TEXTO DE LECTURA:
"""

El Rechazo como significante vacío

"Esta derrota, todavía inescrutable en el amplio margen de su significado, debe llevarnos a una reconstrucción de la masa encefálica de la izquierda chilena—y global. A una reformulación estratégica de este nuevo comienzo."

“El gran secreto del régimen monárquico, su interés profundo, consiste en engañar a los hombres disfrazando con el nombre de religión el temor con el que se les quiere meter en cintura; de modo que luchen por su servidumbre como si se tratase de su salvación”
Spinoza

La necesidad de escrutar el resultado del domingo 4 de septiembre produce al mismo tiempo ansiedad y desazón. El siguiente texto se basa en conceptos que han surgido en medio de un análisis—muchas veces apresurado, muchas veces poco amable—de los derroteros de la izquierda chilena en su historia reciente. No pretende ser un diagnóstico, sino una contribución al laboratorio conceptual que la realidad exige construir. Anticipo, sin embargo, que hay una fuerte responsabilidad en el Gobierno y el conjunto de la izquierda por el resultado del domingo.

La “ideología dominante”, el “miedo”, o la “alienación” son datos invariables que cualquier proceso de transformaciones debe enfrentar. Nuestra propia ideología del votante cívico y la ciudadanía informada, tejió parte de la derrota. También lo hizo la inefectividad de las respuestas neoliberales/monetaristas a la crisis social y económica: lo quiero decir claramente, no haber entregado los retiros de fondos de pensiones constituyó un error, amparado en razones técnicas que se convirtieron en una auténtica retórica miltonfriedmantiana al interior de la izquierda. El acopio simbólico y la no-sincronicidad, la imposibilidad de hacer coincidir en una única estrategia a la izquierda en el Poder Constituido y el Poder Constituyente, produjo un resquebrajamiento de sentido que la derecha aprovechó muy bien, reviviendo los ideales nacionalistas y securitarios. Finalmente, los guiños al Rechazo—inconscientes o no, situados en torno al “aprobar para reformar”—horadaron el texto constitucional, dejándolo expuesto al criticismo algorítmico de la derecha y su inmenso poder de fuego comunicacional y digital. La ilusión de que el votante está escindido de sus propias condiciones materiales y su reproducción clasista, le han jugado un duro revés a las fuerzas de izquierda. Reponernos parece una tarea de mediano plazo, sobre todo cuando las fuerzas de gobierno siguen dispuestas ya no sólo a la solución centrista, sino también a un viraje conservador.

"""

EJERCICIO PROPUESTO: Reproduce de forma literal y completa el texto sobre el Rechazo como significante vacío. Los registros proceden de una fuente distinta.

DATOS PROPORCIONADOS:
"""

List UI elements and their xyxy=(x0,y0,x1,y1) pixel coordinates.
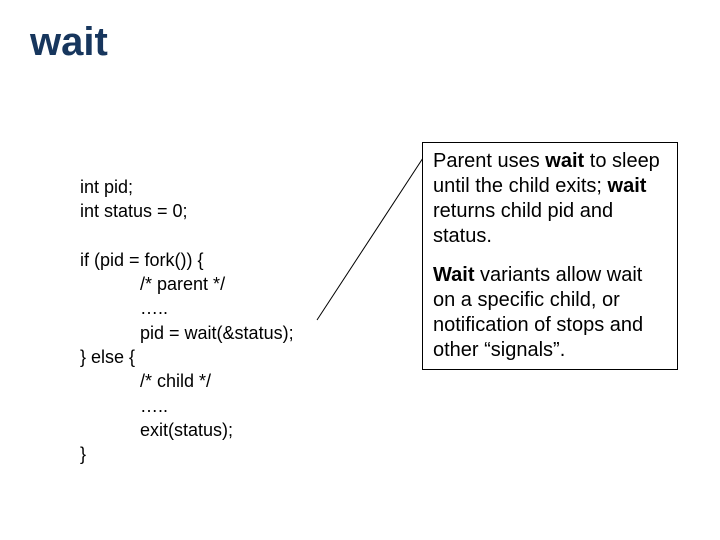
code-block: int pid;int status = 0; if (pid = fork()… xyxy=(80,175,294,467)
callout-text-run: wait xyxy=(608,175,647,197)
code-line: /* parent */ xyxy=(80,272,294,296)
callout-text-run: Wait xyxy=(433,264,474,286)
code-line: int status = 0; xyxy=(80,199,294,223)
callout-box: Parent uses wait to sleep until the chil… xyxy=(422,142,678,370)
code-line: } else { xyxy=(80,345,294,369)
code-line: /* child */ xyxy=(80,369,294,393)
callout-paragraph-2: Wait variants allow wait on a specific c… xyxy=(433,263,667,363)
code-line: pid = wait(&status); xyxy=(80,321,294,345)
code-line xyxy=(80,224,294,248)
callout-text-run: returns child pid and status. xyxy=(433,200,613,247)
slide-title: wait xyxy=(30,20,108,65)
code-line: ….. xyxy=(80,394,294,418)
code-line: exit(status); xyxy=(80,418,294,442)
code-line: if (pid = fork()) { xyxy=(80,248,294,272)
callout-text-run: wait xyxy=(545,150,584,172)
code-line: } xyxy=(80,442,294,466)
code-line: ….. xyxy=(80,296,294,320)
code-line: int pid; xyxy=(80,175,294,199)
callout-text-run: Parent uses xyxy=(433,150,545,172)
slide: wait int pid;int status = 0; if (pid = f… xyxy=(0,0,720,540)
callout-paragraph-1: Parent uses wait to sleep until the chil… xyxy=(433,149,667,249)
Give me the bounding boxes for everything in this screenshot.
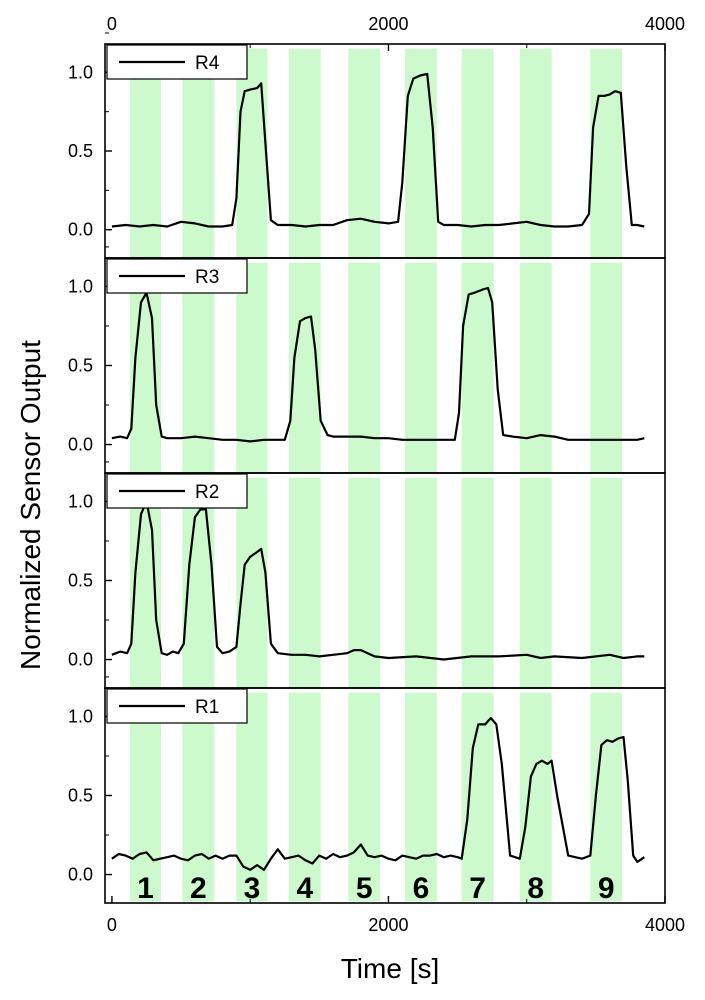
stimulus-band-r1-6	[405, 692, 437, 902]
y-tick-label-r3-1: 0.5	[68, 356, 93, 376]
legend-layer: R4 R3 R2 R1	[106, 44, 248, 724]
legend-label-r4: R4	[195, 53, 220, 74]
y-tick-label-r4-1: 0.5	[68, 141, 93, 161]
band-label-8: 8	[527, 872, 544, 905]
stimulus-band-r2-9	[590, 477, 623, 688]
stimulus-band-r3-5	[348, 262, 381, 473]
legend-label-r1: R1	[195, 697, 219, 718]
y-tick-label-r2-2: 1.0	[68, 491, 93, 511]
series-line-r1	[111, 716, 645, 871]
y-tick-label-r1-2: 1.0	[68, 706, 93, 726]
y-tick-label-r1-0: 0.0	[68, 865, 93, 885]
stimulus-band-r3-6	[405, 262, 437, 473]
y-tick-label-r4-2: 1.0	[68, 62, 93, 82]
band-label-2: 2	[190, 872, 207, 905]
stimulus-band-r4-4	[288, 48, 321, 259]
band-label-6: 6	[413, 872, 430, 905]
stimulus-band-r2-7	[461, 477, 494, 688]
stimulus-band-r2-8	[519, 477, 552, 688]
stimulus-band-r1-5	[348, 692, 381, 902]
x-top-tick-label-0: 0	[107, 14, 117, 34]
stimulus-band-r4-3	[236, 48, 268, 259]
stimulus-band-r1-3	[236, 692, 268, 902]
axes-layer	[104, 32, 666, 904]
stimulus-band-r4-1	[129, 48, 161, 259]
series-line-r3	[111, 286, 645, 443]
stimulus-band-r2-5	[348, 477, 381, 688]
band-label-5: 5	[356, 872, 373, 905]
lines-layer	[111, 72, 645, 871]
stimulus-band-r4-6	[405, 48, 437, 259]
band-label-4: 4	[296, 872, 313, 905]
series-line-r4	[111, 72, 645, 228]
stimulus-band-r4-7	[461, 48, 494, 259]
labels-layer: 0.0 0.5 1.0 0.0 0.5 1.0 0.0 0.5 1.0 0.0 0.5 1.0 1 2 3 4…	[68, 14, 685, 935]
stimulus-band-r2-4	[288, 477, 321, 688]
band-label-9: 9	[598, 872, 615, 905]
stimulus-band-r1-8	[519, 692, 552, 902]
y-tick-label-r2-0: 0.0	[68, 650, 93, 670]
x-bottom-tick-label-2: 4000	[645, 915, 685, 935]
band-label-1: 1	[137, 872, 154, 905]
x-top-tick-label-2: 4000	[645, 14, 685, 34]
x-top-tick-label-1: 2000	[368, 14, 408, 34]
legend-label-r2: R2	[195, 482, 219, 503]
y-tick-label-r3-0: 0.0	[68, 435, 93, 455]
x-bottom-tick-label-0: 0	[107, 915, 117, 935]
stimulus-band-r2-6	[405, 477, 437, 688]
stimulus-band-r3-3	[236, 262, 268, 473]
stimulus-band-r1-4	[288, 692, 321, 902]
band-label-7: 7	[469, 872, 486, 905]
band-label-3: 3	[244, 872, 261, 905]
stimulus-band-r3-8	[519, 262, 552, 473]
y-axis-title: Normalized Sensor Output	[15, 340, 46, 670]
x-axis-title: Time [s]	[341, 953, 440, 984]
series-line-r2	[111, 500, 645, 661]
stimulus-band-r2-3	[236, 477, 268, 688]
y-tick-label-r4-0: 0.0	[68, 220, 93, 240]
x-bottom-tick-label-1: 2000	[368, 915, 408, 935]
stimulus-band-r1-1	[129, 692, 161, 902]
y-tick-label-r2-1: 0.5	[68, 571, 93, 591]
legend-label-r3: R3	[195, 267, 219, 288]
stimulus-band-r1-2	[182, 692, 215, 902]
y-tick-label-r3-2: 1.0	[68, 276, 93, 296]
stimulus-band-r3-9	[590, 262, 623, 473]
stimulus-band-r4-5	[348, 48, 381, 259]
stimulus-band-r3-2	[182, 262, 215, 473]
y-tick-label-r1-1: 0.5	[68, 786, 93, 806]
stimulus-band-r4-9	[590, 48, 623, 259]
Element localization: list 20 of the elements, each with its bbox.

"""

EJERCICIO RESUELTO:
El Rechazo como significante vacío

"Esta derrota, todavía inescrutable en el amplio margen de su significado, debe llevarnos a una reconstrucción de la masa encefálica de la izquierda chilena—y global. A una reformulación estratégica de este nuevo comienzo."

“El gran secreto del régimen monárquico, su interés profundo, consiste en engañar a los hombres disfrazando con el nombre de religión el temor con el que se les quiere meter en cintura; de modo que luchen por su servidumbre como si se tratase de su salvación”
Spinoza

La necesidad de escrutar el resultado del domingo 4 de septiembre produce al mismo tiempo ansiedad y desazón. El siguiente texto se basa en conceptos que han surgido en medio de un análisis—muchas veces apresurado, muchas veces poco amable—de los derroteros de la izquierda chilena en su historia reciente. No pretende ser un diagnóstico, sino una contribución al laboratorio conceptual que la realidad exige construir. Anticipo, sin embargo, que hay una fuerte responsabilidad en el Gobierno y el conjunto de la izquierda por el resultado del domingo.

La “ideología dominante”, el “miedo”, o la “alienación” son datos invariables que cualquier proceso de transformaciones debe enfrentar. Nuestra propia ideología del votante cívico y la ciudadanía informada, tejió parte de la derrota. También lo hizo la inefectividad de las respuestas neoliberales/monetaristas a la crisis social y económica: lo quiero decir claramente, no haber entregado los retiros de fondos de pensiones constituyó un error, amparado en razones técnicas que se convirtieron en una auténtica retórica miltonfriedmantiana al interior de la izquierda. El acopio simbólico y la no-sincronicidad, la imposibilidad de hacer coincidir en una única estrategia a la izquierda en el Poder Constituido y el Poder Constituyente, produjo un resquebrajamiento de sentido que la derecha aprovechó muy bien, reviviendo los ideales nacionalistas y securitarios. Finalmente, los guiños al Rechazo—inconscientes o no, situados en torno al “aprobar para reformar”—horadaron el texto constitucional, dejándolo expuesto al criticismo algorítmico de la derecha y su inmenso poder de fuego comunicacional y digital. La ilusión de que el votante está escindido de sus propias condiciones materiales y su reproducción clasista, le han jugado un duro revés a las fuerzas de izquierda. Reponernos parece una tarea de mediano plazo, sobre todo cuando las fuerzas de gobierno siguen dispuestas ya no sólo a la solución centrista, sino también a un viraje conservador.